▶ Instructions for the task: Every line in the listing is to be echoed verbatim.

Chart and figure data
═══

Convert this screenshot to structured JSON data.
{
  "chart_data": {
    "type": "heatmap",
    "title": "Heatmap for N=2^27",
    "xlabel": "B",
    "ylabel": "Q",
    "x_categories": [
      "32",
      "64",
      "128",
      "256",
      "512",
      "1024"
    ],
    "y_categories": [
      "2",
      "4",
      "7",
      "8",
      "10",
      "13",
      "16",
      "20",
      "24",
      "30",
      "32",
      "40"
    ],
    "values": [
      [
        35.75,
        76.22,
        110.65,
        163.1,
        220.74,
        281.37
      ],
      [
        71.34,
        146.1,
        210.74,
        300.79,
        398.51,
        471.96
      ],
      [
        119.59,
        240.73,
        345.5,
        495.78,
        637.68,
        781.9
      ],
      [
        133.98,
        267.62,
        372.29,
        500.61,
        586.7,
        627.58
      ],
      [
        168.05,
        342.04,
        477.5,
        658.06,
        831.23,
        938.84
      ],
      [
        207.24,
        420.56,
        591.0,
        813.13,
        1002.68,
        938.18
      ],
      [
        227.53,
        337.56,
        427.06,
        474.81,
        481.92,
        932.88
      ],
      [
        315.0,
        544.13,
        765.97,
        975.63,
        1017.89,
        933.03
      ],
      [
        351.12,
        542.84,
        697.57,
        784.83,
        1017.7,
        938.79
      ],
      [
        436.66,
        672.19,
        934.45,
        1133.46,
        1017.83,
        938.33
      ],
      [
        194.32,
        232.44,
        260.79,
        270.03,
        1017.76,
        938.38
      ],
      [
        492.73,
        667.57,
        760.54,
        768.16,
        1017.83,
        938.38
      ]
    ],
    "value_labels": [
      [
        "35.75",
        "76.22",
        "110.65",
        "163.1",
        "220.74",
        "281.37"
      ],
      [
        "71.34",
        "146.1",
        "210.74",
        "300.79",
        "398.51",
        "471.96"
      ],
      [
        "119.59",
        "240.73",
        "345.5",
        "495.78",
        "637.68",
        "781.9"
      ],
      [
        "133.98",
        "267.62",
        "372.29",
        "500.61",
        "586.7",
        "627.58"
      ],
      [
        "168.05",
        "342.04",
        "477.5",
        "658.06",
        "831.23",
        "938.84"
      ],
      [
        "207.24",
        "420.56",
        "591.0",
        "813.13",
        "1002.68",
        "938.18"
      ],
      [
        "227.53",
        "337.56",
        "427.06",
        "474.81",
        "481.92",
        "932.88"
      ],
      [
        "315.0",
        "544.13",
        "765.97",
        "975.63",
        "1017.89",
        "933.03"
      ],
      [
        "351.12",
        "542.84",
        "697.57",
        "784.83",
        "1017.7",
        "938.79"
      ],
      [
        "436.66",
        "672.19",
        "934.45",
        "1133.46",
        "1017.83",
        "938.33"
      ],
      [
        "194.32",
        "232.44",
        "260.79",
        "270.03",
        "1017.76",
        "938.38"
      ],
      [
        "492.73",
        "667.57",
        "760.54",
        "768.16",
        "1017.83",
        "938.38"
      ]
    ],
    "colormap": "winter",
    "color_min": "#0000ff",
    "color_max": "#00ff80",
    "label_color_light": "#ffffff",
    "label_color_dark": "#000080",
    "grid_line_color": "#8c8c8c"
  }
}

═══

▶ Answer:
Convert this screenshot to structured JSON data.
{
  "chart_data": {
    "type": "heatmap",
    "title": "Heatmap for N=2^27",
    "xlabel": "B",
    "ylabel": "Q",
    "x_categories": [
      "32",
      "64",
      "128",
      "256",
      "512",
      "1024"
    ],
    "y_categories": [
      "2",
      "4",
      "7",
      "8",
      "10",
      "13",
      "16",
      "20",
      "24",
      "30",
      "32",
      "40"
    ],
    "values": [
      [
        35.75,
        76.22,
        110.65,
        163.1,
        220.74,
        281.37
      ],
      [
        71.34,
        146.1,
        210.74,
        300.79,
        398.51,
        471.96
      ],
      [
        119.59,
        240.73,
        345.5,
        495.78,
        637.68,
        781.9
      ],
      [
        133.98,
        267.62,
        372.29,
        500.61,
        586.7,
        627.58
      ],
      [
        168.05,
        342.04,
        477.5,
        658.06,
        831.23,
        938.84
      ],
      [
        207.24,
        420.56,
        591.0,
        813.13,
        1002.68,
        938.18
      ],
      [
        227.53,
        337.56,
        427.06,
        474.81,
        481.92,
        932.88
      ],
      [
        315.0,
        544.13,
        765.97,
        975.63,
        1017.89,
        933.03
      ],
      [
        351.12,
        542.84,
        697.57,
        784.83,
        1017.7,
        938.79
      ],
      [
        436.66,
        672.19,
        934.45,
        1133.46,
        1017.83,
        938.33
      ],
      [
        194.32,
        232.44,
        260.79,
        270.03,
        1017.76,
        938.38
      ],
      [
        492.73,
        667.57,
        760.54,
        768.16,
        1017.83,
        938.38
      ]
    ],
    "value_labels": [
      [
        "35.75",
        "76.22",
        "110.65",
        "163.1",
        "220.74",
        "281.37"
      ],
      [
        "71.34",
        "146.1",
        "210.74",
        "300.79",
        "398.51",
        "471.96"
      ],
      [
        "119.59",
        "240.73",
        "345.5",
        "495.78",
        "637.68",
        "781.9"
      ],
      [
        "133.98",
        "267.62",
        "372.29",
        "500.61",
        "586.7",
        "627.58"
      ],
      [
        "168.05",
        "342.04",
        "477.5",
        "658.06",
        "831.23",
        "938.84"
      ],
      [
        "207.24",
        "420.56",
        "591.0",
        "813.13",
        "1002.68",
        "938.18"
      ],
      [
        "227.53",
        "337.56",
        "427.06",
        "474.81",
        "481.92",
        "932.88"
      ],
      [
        "315.0",
        "544.13",
        "765.97",
        "975.63",
        "1017.89",
        "933.03"
      ],
      [
        "351.12",
        "542.84",
        "697.57",
        "784.83",
        "1017.7",
        "938.79"
      ],
      [
        "436.66",
        "672.19",
        "934.45",
        "1133.46",
        "1017.83",
        "938.33"
      ],
      [
        "194.32",
        "232.44",
        "260.79",
        "270.03",
        "1017.76",
        "938.38"
      ],
      [
        "492.73",
        "667.57",
        "760.54",
        "768.16",
        "1017.83",
        "938.38"
      ]
    ],
    "colormap": "winter",
    "color_min": "#0000ff",
    "color_max": "#00ff80",
    "label_color_light": "#ffffff",
    "label_color_dark": "#000080",
    "grid_line_color": "#8c8c8c"
  }
}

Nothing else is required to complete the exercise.